Copy every line of the following data that includes the string "распределительный".

**** ENTRIES PROVIDED ****

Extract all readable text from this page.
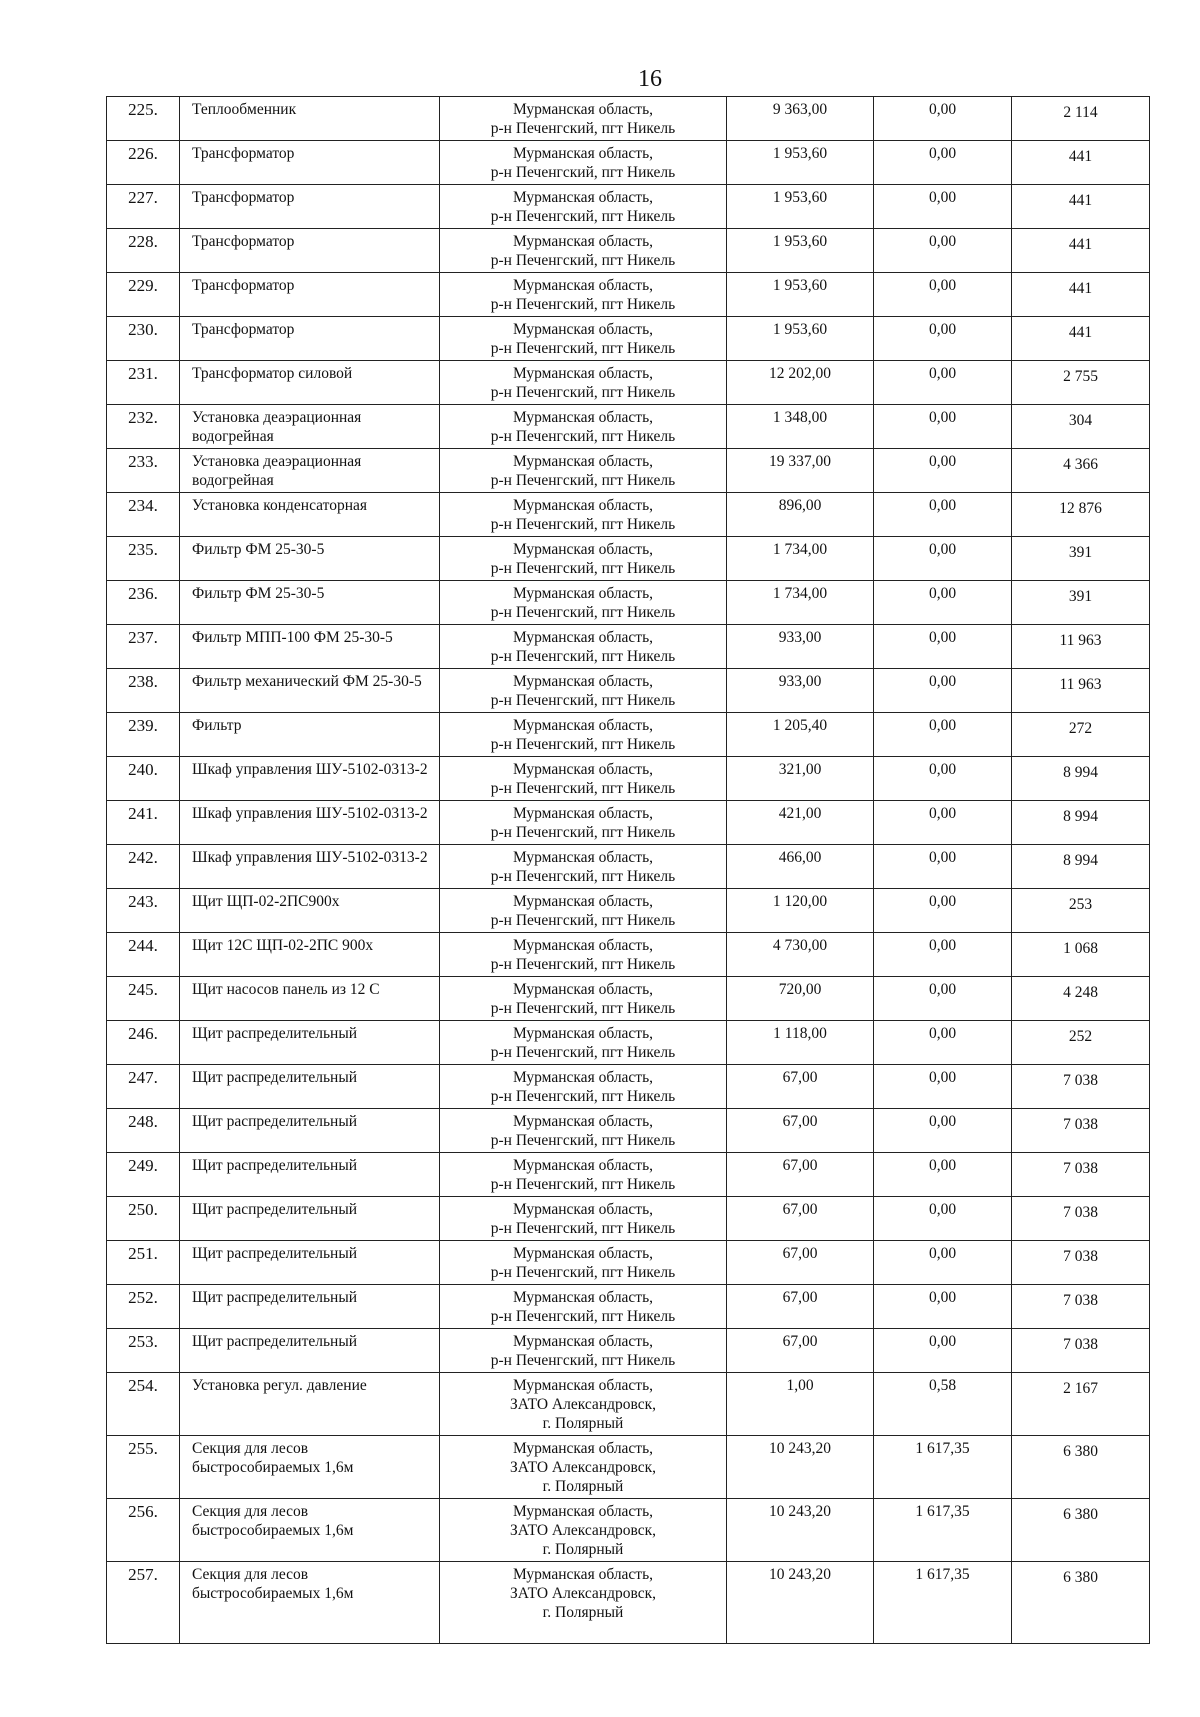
16
225.	Теплообменник	Мурманская область,
р-н Печенгский, пгт Никель	9 363,00	0,00	2 114
226.	Трансформатор	Мурманская область,
р-н Печенгский, пгт Никель	1 953,60	0,00	441
227.	Трансформатор	Мурманская область,
р-н Печенгский, пгт Никель	1 953,60	0,00	441
228.	Трансформатор	Мурманская область,
р-н Печенгский, пгт Никель	1 953,60	0,00	441
229.	Трансформатор	Мурманская область,
р-н Печенгский, пгт Никель	1 953,60	0,00	441
230.	Трансформатор	Мурманская область,
р-н Печенгский, пгт Никель	1 953,60	0,00	441
231.	Трансформатор силовой	Мурманская область,
р-н Печенгский, пгт Никель	12 202,00	0,00	2 755
232.	Установка деаэрационная водогрейная	Мурманская область,
р-н Печенгский, пгт Никель	1 348,00	0,00	304
233.	Установка деаэрационная водогрейная	Мурманская область,
р-н Печенгский, пгт Никель	19 337,00	0,00	4 366
234.	Установка конденсаторная	Мурманская область,
р-н Печенгский, пгт Никель	896,00	0,00	12 876
235.	Фильтр ФМ 25-30-5	Мурманская область,
р-н Печенгский, пгт Никель	1 734,00	0,00	391
236.	Фильтр ФМ 25-30-5	Мурманская область,
р-н Печенгский, пгт Никель	1 734,00	0,00	391
237.	Фильтр МПП-100 ФМ 25-30-5	Мурманская область,
р-н Печенгский, пгт Никель	933,00	0,00	11 963
238.	Фильтр механический ФМ 25-30-5	Мурманская область,
р-н Печенгский, пгт Никель	933,00	0,00	11 963
239.	Фильтр	Мурманская область,
р-н Печенгский, пгт Никель	1 205,40	0,00	272
240.	Шкаф управления ШУ-5102-0313-2	Мурманская область,
р-н Печенгский, пгт Никель	321,00	0,00	8 994
241.	Шкаф управления ШУ-5102-0313-2	Мурманская область,
р-н Печенгский, пгт Никель	421,00	0,00	8 994
242.	Шкаф управления ШУ-5102-0313-2	Мурманская область,
р-н Печенгский, пгт Никель	466,00	0,00	8 994
243.	Щит ЩП-02-2ПС900х	Мурманская область,
р-н Печенгский, пгт Никель	1 120,00	0,00	253
244.	Щит 12С ЩП-02-2ПС 900х	Мурманская область,
р-н Печенгский, пгт Никель	4 730,00	0,00	1 068
245.	Щит насосов панель из 12 С	Мурманская область,
р-н Печенгский, пгт Никель	720,00	0,00	4 248
246.	Щит распределительный	Мурманская область,
р-н Печенгский, пгт Никель	1 118,00	0,00	252
247.	Щит распределительный	Мурманская область,
р-н Печенгский, пгт Никель	67,00	0,00	7 038
248.	Щит распределительный	Мурманская область,
р-н Печенгский, пгт Никель	67,00	0,00	7 038
249.	Щит распределительный	Мурманская область,
р-н Печенгский, пгт Никель	67,00	0,00	7 038
250.	Щит распределительный	Мурманская область,
р-н Печенгский, пгт Никель	67,00	0,00	7 038
251.	Щит распределительный	Мурманская область,
р-н Печенгский, пгт Никель	67,00	0,00	7 038
252.	Щит распределительный	Мурманская область,
р-н Печенгский, пгт Никель	67,00	0,00	7 038
253.	Щит распределительный	Мурманская область,
р-н Печенгский, пгт Никель	67,00	0,00	7 038
254.	Установка регул. давление	Мурманская область,
ЗАТО Александровск,
г. Полярный	1,00	0,58	2 167
255.	Секция для лесов быстрособираемых 1,6м	Мурманская область,
ЗАТО Александровск,
г. Полярный	10 243,20	1 617,35	6 380
256.	Секция для лесов быстрособираемых 1,6м	Мурманская область,
ЗАТО Александровск,
г. Полярный	10 243,20	1 617,35	6 380
257.	Секция для лесов быстрособираемых 1,6м	Мурманская область,
ЗАТО Александровск,
г. Полярный	10 243,20	1 617,35	6 380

****

> **SOLUTION FOR THIS TASK**
246.	Щит распределительный	Мурманская область,
247.	Щит распределительный	Мурманская область,
248.	Щит распределительный	Мурманская область,
249.	Щит распределительный	Мурманская область,
250.	Щит распределительный	Мурманская область,
251.	Щит распределительный	Мурманская область,
252.	Щит распределительный	Мурманская область,
253.	Щит распределительный	Мурманская область,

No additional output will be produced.